-- START --

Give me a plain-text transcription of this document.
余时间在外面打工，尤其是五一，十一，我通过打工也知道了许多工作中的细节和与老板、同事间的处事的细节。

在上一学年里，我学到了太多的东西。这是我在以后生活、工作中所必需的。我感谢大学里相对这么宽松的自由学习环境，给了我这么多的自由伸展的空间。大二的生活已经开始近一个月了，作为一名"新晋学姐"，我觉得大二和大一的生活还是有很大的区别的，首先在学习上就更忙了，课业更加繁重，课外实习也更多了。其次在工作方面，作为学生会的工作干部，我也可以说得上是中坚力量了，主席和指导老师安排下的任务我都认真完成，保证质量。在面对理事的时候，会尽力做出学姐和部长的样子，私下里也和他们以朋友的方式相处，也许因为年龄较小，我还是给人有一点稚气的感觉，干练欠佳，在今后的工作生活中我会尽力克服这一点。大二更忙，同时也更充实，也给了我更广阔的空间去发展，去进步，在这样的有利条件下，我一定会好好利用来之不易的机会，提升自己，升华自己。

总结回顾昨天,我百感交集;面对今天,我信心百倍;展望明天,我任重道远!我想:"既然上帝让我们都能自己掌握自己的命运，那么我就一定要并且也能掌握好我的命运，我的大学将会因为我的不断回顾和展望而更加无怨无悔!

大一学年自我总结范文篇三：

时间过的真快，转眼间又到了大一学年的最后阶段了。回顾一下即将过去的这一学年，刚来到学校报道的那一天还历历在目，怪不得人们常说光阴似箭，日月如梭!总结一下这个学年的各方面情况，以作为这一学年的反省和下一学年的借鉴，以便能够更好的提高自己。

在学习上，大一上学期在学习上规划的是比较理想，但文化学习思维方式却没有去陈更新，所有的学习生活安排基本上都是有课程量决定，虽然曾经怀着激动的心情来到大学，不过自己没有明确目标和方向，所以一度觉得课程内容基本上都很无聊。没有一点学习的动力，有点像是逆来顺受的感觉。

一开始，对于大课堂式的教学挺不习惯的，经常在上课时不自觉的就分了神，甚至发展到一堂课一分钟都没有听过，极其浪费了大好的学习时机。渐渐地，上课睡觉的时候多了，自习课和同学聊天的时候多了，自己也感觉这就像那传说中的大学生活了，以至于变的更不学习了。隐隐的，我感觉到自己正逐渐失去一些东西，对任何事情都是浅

-- END --

> _WHAT TO DO_:
Copy each record from above without leaving any out.

> _CORRECT OUTPUT_:
Give me a plain-text transcription of this document.
余时间在外面打工，尤其是五一，十一，我通过打工也知道了许多工作中的细节和与老板、同事间的处事的细节。

在上一学年里，我学到了太多的东西。这是我在以后生活、工作中所必需的。我感谢大学里相对这么宽松的自由学习环境，给了我这么多的自由伸展的空间。大二的生活已经开始近一个月了，作为一名"新晋学姐"，我觉得大二和大一的生活还是有很大的区别的，首先在学习上就更忙了，课业更加繁重，课外实习也更多了。其次在工作方面，作为学生会的工作干部，我也可以说得上是中坚力量了，主席和指导老师安排下的任务我都认真完成，保证质量。在面对理事的时候，会尽力做出学姐和部长的样子，私下里也和他们以朋友的方式相处，也许因为年龄较小，我还是给人有一点稚气的感觉，干练欠佳，在今后的工作生活中我会尽力克服这一点。大二更忙，同时也更充实，也给了我更广阔的空间去发展，去进步，在这样的有利条件下，我一定会好好利用来之不易的机会，提升自己，升华自己。

总结回顾昨天,我百感交集;面对今天,我信心百倍;展望明天,我任重道远!我想:"既然上帝让我们都能自己掌握自己的命运，那么我就一定要并且也能掌握好我的命运，我的大学将会因为我的不断回顾和展望而更加无怨无悔!

大一学年自我总结范文篇三：

时间过的真快，转眼间又到了大一学年的最后阶段了。回顾一下即将过去的这一学年，刚来到学校报道的那一天还历历在目，怪不得人们常说光阴似箭，日月如梭!总结一下这个学年的各方面情况，以作为这一学年的反省和下一学年的借鉴，以便能够更好的提高自己。

在学习上，大一上学期在学习上规划的是比较理想，但文化学习思维方式却没有去陈更新，所有的学习生活安排基本上都是有课程量决定，虽然曾经怀着激动的心情来到大学，不过自己没有明确目标和方向，所以一度觉得课程内容基本上都很无聊。没有一点学习的动力，有点像是逆来顺受的感觉。

一开始，对于大课堂式的教学挺不习惯的，经常在上课时不自觉的就分了神，甚至发展到一堂课一分钟都没有听过，极其浪费了大好的学习时机。渐渐地，上课睡觉的时候多了，自习课和同学聊天的时候多了，自己也感觉这就像那传说中的大学生活了，以至于变的更不学习了。隐隐的，我感觉到自己正逐渐失去一些东西，对任何事情都是浅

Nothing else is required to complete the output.